Collected data
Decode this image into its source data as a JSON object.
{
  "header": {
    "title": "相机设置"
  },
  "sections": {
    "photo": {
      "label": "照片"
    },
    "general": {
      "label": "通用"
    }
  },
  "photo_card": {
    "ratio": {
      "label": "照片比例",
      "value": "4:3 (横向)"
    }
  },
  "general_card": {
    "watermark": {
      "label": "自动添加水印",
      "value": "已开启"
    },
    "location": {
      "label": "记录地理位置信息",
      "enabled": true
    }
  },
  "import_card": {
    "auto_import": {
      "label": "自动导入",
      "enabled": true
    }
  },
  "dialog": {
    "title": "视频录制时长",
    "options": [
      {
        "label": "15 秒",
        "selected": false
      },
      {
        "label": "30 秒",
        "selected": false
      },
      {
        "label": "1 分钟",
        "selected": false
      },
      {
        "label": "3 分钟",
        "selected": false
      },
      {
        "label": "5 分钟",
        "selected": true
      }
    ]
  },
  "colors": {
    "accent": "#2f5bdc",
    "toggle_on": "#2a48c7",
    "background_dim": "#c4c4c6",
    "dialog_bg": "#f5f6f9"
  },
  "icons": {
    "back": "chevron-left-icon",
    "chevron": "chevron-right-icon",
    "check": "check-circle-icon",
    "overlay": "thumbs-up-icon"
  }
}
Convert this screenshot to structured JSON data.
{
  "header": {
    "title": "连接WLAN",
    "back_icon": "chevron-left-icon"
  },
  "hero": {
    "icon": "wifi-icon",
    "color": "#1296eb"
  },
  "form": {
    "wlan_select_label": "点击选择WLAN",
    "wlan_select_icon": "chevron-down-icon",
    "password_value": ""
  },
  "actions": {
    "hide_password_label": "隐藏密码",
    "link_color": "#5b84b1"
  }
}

*THE TASK*
Show every line above in which the word "chevron" occurs.

*COMPLETE RESPONSE*
    "back": "chevron-left-icon",
    "chevron": "chevron-right-icon",
    "back_icon": "chevron-left-icon"
    "wlan_select_icon": "chevron-down-icon",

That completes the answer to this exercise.